Data records:
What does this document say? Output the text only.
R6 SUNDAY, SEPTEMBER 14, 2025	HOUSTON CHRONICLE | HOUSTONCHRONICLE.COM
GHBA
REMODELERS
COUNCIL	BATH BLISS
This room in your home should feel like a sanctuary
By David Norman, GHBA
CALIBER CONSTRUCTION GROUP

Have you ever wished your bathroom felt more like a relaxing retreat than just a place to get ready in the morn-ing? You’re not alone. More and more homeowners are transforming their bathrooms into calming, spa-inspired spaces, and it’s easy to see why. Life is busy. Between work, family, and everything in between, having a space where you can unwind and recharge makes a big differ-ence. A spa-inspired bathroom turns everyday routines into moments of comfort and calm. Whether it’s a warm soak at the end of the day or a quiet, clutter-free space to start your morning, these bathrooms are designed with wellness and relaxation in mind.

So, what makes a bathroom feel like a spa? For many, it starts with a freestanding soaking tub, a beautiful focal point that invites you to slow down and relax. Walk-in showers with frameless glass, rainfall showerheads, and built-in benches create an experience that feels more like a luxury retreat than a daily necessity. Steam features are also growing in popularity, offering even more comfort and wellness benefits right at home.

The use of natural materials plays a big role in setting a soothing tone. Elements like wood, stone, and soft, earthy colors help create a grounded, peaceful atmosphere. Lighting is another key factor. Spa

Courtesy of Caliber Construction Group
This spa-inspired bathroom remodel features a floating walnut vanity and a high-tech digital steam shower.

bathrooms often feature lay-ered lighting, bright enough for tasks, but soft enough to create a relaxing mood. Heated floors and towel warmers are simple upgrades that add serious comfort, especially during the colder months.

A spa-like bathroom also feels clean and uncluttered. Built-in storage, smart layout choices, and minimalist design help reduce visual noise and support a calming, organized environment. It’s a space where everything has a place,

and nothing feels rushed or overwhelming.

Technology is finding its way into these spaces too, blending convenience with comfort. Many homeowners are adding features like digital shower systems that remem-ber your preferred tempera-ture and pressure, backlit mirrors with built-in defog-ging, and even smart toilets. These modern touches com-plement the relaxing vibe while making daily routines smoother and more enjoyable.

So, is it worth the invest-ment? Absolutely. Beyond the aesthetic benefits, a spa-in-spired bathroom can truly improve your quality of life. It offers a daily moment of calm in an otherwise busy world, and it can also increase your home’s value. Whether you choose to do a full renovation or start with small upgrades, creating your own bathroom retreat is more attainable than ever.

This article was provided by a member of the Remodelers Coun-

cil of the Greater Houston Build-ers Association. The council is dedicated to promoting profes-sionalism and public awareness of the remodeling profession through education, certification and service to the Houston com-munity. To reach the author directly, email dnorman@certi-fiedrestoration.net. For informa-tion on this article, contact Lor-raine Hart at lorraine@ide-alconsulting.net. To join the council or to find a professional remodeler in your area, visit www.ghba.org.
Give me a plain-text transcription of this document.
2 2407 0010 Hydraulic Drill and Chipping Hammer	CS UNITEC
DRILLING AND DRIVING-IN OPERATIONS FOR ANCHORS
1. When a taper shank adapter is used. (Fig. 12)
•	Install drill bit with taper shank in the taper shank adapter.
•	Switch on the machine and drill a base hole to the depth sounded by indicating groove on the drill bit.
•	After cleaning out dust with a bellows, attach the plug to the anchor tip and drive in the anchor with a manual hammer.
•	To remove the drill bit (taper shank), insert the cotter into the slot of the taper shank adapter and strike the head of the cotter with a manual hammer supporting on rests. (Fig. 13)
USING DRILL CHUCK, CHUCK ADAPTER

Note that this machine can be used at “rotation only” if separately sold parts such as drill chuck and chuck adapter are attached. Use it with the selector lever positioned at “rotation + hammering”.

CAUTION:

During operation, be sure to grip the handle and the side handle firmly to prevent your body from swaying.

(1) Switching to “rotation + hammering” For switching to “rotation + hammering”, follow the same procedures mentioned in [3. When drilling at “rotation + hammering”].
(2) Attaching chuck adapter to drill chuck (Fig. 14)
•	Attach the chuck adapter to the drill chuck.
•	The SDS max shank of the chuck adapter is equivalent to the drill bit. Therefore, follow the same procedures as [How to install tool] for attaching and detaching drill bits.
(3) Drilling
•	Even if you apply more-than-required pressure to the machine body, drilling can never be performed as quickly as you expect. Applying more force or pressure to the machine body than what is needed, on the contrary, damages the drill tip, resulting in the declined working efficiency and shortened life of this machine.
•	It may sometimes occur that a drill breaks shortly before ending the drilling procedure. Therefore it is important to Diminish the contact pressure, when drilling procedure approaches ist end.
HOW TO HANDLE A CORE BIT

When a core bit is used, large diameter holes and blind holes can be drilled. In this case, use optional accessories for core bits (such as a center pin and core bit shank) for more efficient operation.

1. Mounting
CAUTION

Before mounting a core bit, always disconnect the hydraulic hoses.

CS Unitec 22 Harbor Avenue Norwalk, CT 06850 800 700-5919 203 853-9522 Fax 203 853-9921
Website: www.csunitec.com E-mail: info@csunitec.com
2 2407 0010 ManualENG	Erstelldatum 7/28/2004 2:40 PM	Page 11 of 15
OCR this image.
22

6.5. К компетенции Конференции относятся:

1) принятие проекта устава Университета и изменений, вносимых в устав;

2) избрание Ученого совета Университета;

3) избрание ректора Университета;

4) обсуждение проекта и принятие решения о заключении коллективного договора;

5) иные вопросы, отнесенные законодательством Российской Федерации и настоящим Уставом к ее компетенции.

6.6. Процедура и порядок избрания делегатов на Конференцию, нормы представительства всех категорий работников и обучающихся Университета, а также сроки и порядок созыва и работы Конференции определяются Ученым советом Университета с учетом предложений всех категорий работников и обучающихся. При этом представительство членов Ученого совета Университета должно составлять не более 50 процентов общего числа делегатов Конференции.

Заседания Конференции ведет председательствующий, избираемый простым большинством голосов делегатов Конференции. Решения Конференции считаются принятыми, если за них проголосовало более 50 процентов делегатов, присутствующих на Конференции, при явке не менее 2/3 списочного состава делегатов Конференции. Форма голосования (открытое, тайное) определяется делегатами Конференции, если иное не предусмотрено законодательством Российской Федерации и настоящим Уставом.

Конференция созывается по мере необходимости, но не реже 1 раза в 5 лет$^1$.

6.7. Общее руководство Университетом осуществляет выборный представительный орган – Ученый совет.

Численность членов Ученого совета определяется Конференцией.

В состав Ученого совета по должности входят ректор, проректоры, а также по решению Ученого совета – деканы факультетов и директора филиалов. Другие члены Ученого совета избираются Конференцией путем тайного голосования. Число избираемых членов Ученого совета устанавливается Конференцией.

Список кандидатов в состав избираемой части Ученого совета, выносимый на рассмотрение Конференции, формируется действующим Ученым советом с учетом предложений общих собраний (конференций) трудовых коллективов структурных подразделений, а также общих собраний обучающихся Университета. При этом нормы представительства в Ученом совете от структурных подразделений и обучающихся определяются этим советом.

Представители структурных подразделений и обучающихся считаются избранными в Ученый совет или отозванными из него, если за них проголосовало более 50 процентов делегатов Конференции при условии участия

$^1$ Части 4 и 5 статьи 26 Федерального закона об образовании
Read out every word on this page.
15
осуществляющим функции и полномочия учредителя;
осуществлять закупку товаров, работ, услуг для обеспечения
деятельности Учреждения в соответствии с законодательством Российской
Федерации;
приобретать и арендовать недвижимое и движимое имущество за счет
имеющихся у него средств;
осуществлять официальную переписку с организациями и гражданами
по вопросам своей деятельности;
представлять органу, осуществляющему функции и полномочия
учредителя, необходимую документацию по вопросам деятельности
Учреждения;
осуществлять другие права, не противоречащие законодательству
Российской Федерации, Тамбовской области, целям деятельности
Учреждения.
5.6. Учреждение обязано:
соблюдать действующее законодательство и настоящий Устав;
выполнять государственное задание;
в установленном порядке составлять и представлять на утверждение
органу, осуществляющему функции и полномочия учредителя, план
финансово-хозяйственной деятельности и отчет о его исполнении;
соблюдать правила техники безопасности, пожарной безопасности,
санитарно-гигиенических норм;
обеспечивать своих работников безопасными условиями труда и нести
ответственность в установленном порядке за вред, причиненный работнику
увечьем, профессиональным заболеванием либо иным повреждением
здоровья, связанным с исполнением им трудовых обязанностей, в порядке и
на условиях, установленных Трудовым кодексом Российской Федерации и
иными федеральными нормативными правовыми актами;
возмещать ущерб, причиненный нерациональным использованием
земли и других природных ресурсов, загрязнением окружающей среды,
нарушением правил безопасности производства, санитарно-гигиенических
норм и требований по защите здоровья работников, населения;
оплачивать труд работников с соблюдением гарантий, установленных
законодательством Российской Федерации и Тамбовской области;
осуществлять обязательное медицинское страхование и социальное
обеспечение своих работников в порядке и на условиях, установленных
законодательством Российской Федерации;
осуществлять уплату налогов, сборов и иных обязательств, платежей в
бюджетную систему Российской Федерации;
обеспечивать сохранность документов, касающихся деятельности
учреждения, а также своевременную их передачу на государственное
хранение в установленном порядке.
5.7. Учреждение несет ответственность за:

> [Problem to solve] Go through the listing above and locate each line that holds the word "членов". Copy those lines.

> [Answer to the exercise]
6.6. Процедура и порядок избрания делегатов на Конференцию, нормы представительства всех категорий работников и обучающихся Университета, а также сроки и порядок созыва и работы Конференции определяются Ученым советом Университета с учетом предложений всех категорий работников и обучающихся. При этом представительство членов Ученого совета Университета должно составлять не более 50 процентов общего числа делегатов Конференции.
Численность членов Ученого совета определяется Конференцией.
В состав Ученого совета по должности входят ректор, проректоры, а также по решению Ученого совета – деканы факультетов и директора филиалов. Другие члены Ученого совета избираются Конференцией путем тайного голосования. Число избираемых членов Ученого совета устанавливается Конференцией.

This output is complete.